● WHAT YOU SHOULD DO
Below are some records; return each one exactly.

(Dataset listings of figures)
'''

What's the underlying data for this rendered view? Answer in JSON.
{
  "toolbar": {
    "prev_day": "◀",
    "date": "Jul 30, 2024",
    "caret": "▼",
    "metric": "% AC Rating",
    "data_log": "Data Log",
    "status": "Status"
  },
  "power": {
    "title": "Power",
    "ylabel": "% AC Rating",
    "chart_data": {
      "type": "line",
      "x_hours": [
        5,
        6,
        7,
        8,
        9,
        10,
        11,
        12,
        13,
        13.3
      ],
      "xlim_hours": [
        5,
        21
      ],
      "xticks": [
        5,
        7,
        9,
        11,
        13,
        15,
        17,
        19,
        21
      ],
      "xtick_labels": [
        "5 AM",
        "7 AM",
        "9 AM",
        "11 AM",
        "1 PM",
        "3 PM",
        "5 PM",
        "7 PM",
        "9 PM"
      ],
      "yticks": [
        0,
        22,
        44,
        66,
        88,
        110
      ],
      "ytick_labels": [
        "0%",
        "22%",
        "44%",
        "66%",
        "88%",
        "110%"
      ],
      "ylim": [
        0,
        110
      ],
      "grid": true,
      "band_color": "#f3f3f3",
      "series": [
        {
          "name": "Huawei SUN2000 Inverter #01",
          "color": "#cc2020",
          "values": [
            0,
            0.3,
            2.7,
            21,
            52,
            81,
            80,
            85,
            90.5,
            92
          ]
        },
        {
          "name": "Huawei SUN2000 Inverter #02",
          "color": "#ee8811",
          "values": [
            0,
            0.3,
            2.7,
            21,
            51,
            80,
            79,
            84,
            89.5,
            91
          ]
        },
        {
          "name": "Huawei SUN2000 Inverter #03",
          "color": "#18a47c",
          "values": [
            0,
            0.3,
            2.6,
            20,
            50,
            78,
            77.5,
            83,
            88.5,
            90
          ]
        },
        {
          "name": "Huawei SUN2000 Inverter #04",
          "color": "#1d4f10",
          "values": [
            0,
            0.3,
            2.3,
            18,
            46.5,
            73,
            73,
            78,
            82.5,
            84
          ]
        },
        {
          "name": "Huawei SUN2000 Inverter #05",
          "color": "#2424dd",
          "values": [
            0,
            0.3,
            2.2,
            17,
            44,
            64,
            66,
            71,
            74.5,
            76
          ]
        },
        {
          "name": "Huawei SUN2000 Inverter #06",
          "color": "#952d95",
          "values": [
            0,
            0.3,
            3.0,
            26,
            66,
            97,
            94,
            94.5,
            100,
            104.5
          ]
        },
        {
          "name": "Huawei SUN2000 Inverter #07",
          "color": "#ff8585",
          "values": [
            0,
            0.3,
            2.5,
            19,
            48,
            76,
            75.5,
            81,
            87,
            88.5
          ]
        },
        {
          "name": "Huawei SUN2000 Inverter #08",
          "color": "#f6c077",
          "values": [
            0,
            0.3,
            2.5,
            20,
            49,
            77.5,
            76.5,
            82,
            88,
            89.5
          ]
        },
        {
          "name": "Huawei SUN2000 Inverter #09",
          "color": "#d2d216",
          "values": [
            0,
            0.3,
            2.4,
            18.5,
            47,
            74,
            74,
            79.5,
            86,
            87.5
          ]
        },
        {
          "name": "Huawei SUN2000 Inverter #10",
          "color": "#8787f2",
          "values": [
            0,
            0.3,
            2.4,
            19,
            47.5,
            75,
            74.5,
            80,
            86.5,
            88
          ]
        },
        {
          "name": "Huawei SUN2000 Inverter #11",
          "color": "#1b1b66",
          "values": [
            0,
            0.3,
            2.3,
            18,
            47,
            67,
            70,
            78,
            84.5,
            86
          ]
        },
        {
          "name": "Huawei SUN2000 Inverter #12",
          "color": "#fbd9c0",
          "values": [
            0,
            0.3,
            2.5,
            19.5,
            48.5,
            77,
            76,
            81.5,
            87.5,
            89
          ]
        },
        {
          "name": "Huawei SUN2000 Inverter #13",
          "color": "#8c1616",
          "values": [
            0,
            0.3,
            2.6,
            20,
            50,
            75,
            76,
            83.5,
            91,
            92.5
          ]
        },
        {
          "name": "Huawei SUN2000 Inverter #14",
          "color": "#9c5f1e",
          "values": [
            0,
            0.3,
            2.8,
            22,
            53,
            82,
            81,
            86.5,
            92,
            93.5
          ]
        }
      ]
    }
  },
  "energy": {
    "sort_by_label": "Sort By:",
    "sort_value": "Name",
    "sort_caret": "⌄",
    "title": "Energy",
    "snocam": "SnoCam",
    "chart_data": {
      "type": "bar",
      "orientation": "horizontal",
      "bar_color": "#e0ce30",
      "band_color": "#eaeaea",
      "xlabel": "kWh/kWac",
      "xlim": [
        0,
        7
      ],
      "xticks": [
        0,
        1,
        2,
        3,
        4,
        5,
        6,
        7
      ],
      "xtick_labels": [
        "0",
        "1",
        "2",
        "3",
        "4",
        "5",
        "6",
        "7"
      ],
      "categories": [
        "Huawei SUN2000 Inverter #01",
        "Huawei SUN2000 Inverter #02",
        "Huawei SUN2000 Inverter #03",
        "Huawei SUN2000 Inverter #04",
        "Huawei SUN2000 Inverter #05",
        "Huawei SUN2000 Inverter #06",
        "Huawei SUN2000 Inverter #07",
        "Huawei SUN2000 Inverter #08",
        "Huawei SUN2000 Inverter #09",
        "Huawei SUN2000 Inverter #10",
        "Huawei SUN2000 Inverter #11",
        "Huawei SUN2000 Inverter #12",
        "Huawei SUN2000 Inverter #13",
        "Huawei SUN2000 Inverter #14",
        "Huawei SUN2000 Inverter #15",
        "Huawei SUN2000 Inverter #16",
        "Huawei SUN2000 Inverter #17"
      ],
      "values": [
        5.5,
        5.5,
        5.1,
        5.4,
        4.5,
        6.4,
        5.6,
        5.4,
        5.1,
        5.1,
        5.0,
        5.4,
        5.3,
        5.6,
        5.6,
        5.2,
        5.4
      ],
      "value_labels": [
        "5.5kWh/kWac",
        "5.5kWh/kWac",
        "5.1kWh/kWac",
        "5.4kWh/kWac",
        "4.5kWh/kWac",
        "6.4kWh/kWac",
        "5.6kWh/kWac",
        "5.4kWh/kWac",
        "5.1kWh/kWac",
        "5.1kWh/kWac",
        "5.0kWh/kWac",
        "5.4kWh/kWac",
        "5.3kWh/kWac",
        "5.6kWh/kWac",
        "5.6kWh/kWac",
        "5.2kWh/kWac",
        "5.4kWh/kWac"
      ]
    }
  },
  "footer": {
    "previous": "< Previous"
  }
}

'''

● ANSWER
What's the underlying data for this rendered view? Answer in JSON.
{
  "toolbar": {
    "prev_day": "◀",
    "date": "Jul 30, 2024",
    "caret": "▼",
    "metric": "% AC Rating",
    "data_log": "Data Log",
    "status": "Status"
  },
  "power": {
    "title": "Power",
    "ylabel": "% AC Rating",
    "chart_data": {
      "type": "line",
      "x_hours": [
        5,
        6,
        7,
        8,
        9,
        10,
        11,
        12,
        13,
        13.3
      ],
      "xlim_hours": [
        5,
        21
      ],
      "xticks": [
        5,
        7,
        9,
        11,
        13,
        15,
        17,
        19,
        21
      ],
      "xtick_labels": [
        "5 AM",
        "7 AM",
        "9 AM",
        "11 AM",
        "1 PM",
        "3 PM",
        "5 PM",
        "7 PM",
        "9 PM"
      ],
      "yticks": [
        0,
        22,
        44,
        66,
        88,
        110
      ],
      "ytick_labels": [
        "0%",
        "22%",
        "44%",
        "66%",
        "88%",
        "110%"
      ],
      "ylim": [
        0,
        110
      ],
      "grid": true,
      "band_color": "#f3f3f3",
      "series": [
        {
          "name": "Huawei SUN2000 Inverter #01",
          "color": "#cc2020",
          "values": [
            0,
            0.3,
            2.7,
            21,
            52,
            81,
            80,
            85,
            90.5,
            92
          ]
        },
        {
          "name": "Huawei SUN2000 Inverter #02",
          "color": "#ee8811",
          "values": [
            0,
            0.3,
            2.7,
            21,
            51,
            80,
            79,
            84,
            89.5,
            91
          ]
        },
        {
          "name": "Huawei SUN2000 Inverter #03",
          "color": "#18a47c",
          "values": [
            0,
            0.3,
            2.6,
            20,
            50,
            78,
            77.5,
            83,
            88.5,
            90
          ]
        },
        {
          "name": "Huawei SUN2000 Inverter #04",
          "color": "#1d4f10",
          "values": [
            0,
            0.3,
            2.3,
            18,
            46.5,
            73,
            73,
            78,
            82.5,
            84
          ]
        },
        {
          "name": "Huawei SUN2000 Inverter #05",
          "color": "#2424dd",
          "values": [
            0,
            0.3,
            2.2,
            17,
            44,
            64,
            66,
            71,
            74.5,
            76
          ]
        },
        {
          "name": "Huawei SUN2000 Inverter #06",
          "color": "#952d95",
          "values": [
            0,
            0.3,
            3.0,
            26,
            66,
            97,
            94,
            94.5,
            100,
            104.5
          ]
        },
        {
          "name": "Huawei SUN2000 Inverter #07",
          "color": "#ff8585",
          "values": [
            0,
            0.3,
            2.5,
            19,
            48,
            76,
            75.5,
            81,
            87,
            88.5
          ]
        },
        {
          "name": "Huawei SUN2000 Inverter #08",
          "color": "#f6c077",
          "values": [
            0,
            0.3,
            2.5,
            20,
            49,
            77.5,
            76.5,
            82,
            88,
            89.5
          ]
        },
        {
          "name": "Huawei SUN2000 Inverter #09",
          "color": "#d2d216",
          "values": [
            0,
            0.3,
            2.4,
            18.5,
            47,
            74,
            74,
            79.5,
            86,
            87.5
          ]
        },
        {
          "name": "Huawei SUN2000 Inverter #10",
          "color": "#8787f2",
          "values": [
            0,
            0.3,
            2.4,
            19,
            47.5,
            75,
            74.5,
            80,
            86.5,
            88
          ]
        },
        {
          "name": "Huawei SUN2000 Inverter #11",
          "color": "#1b1b66",
          "values": [
            0,
            0.3,
            2.3,
            18,
            47,
            67,
            70,
            78,
            84.5,
            86
          ]
        },
        {
          "name": "Huawei SUN2000 Inverter #12",
          "color": "#fbd9c0",
          "values": [
            0,
            0.3,
            2.5,
            19.5,
            48.5,
            77,
            76,
            81.5,
            87.5,
            89
          ]
        },
        {
          "name": "Huawei SUN2000 Inverter #13",
          "color": "#8c1616",
          "values": [
            0,
            0.3,
            2.6,
            20,
            50,
            75,
            76,
            83.5,
            91,
            92.5
          ]
        },
        {
          "name": "Huawei SUN2000 Inverter #14",
          "color": "#9c5f1e",
          "values": [
            0,
            0.3,
            2.8,
            22,
            53,
            82,
            81,
            86.5,
            92,
            93.5
          ]
        }
      ]
    }
  },
  "energy": {
    "sort_by_label": "Sort By:",
    "sort_value": "Name",
    "sort_caret": "⌄",
    "title": "Energy",
    "snocam": "SnoCam",
    "chart_data": {
      "type": "bar",
      "orientation": "horizontal",
      "bar_color": "#e0ce30",
      "band_color": "#eaeaea",
      "xlabel": "kWh/kWac",
      "xlim": [
        0,
        7
      ],
      "xticks": [
        0,
        1,
        2,
        3,
        4,
        5,
        6,
        7
      ],
      "xtick_labels": [
        "0",
        "1",
        "2",
        "3",
        "4",
        "5",
        "6",
        "7"
      ],
      "categories": [
        "Huawei SUN2000 Inverter #01",
        "Huawei SUN2000 Inverter #02",
        "Huawei SUN2000 Inverter #03",
        "Huawei SUN2000 Inverter #04",
        "Huawei SUN2000 Inverter #05",
        "Huawei SUN2000 Inverter #06",
        "Huawei SUN2000 Inverter #07",
        "Huawei SUN2000 Inverter #08",
        "Huawei SUN2000 Inverter #09",
        "Huawei SUN2000 Inverter #10",
        "Huawei SUN2000 Inverter #11",
        "Huawei SUN2000 Inverter #12",
        "Huawei SUN2000 Inverter #13",
        "Huawei SUN2000 Inverter #14",
        "Huawei SUN2000 Inverter #15",
        "Huawei SUN2000 Inverter #16",
        "Huawei SUN2000 Inverter #17"
      ],
      "values": [
        5.5,
        5.5,
        5.1,
        5.4,
        4.5,
        6.4,
        5.6,
        5.4,
        5.1,
        5.1,
        5.0,
        5.4,
        5.3,
        5.6,
        5.6,
        5.2,
        5.4
      ],
      "value_labels": [
        "5.5kWh/kWac",
        "5.5kWh/kWac",
        "5.1kWh/kWac",
        "5.4kWh/kWac",
        "4.5kWh/kWac",
        "6.4kWh/kWac",
        "5.6kWh/kWac",
        "5.4kWh/kWac",
        "5.1kWh/kWac",
        "5.1kWh/kWac",
        "5.0kWh/kWac",
        "5.4kWh/kWac",
        "5.3kWh/kWac",
        "5.6kWh/kWac",
        "5.6kWh/kWac",
        "5.2kWh/kWac",
        "5.4kWh/kWac"
      ]
    }
  },
  "footer": {
    "previous": "< Previous"
  }
}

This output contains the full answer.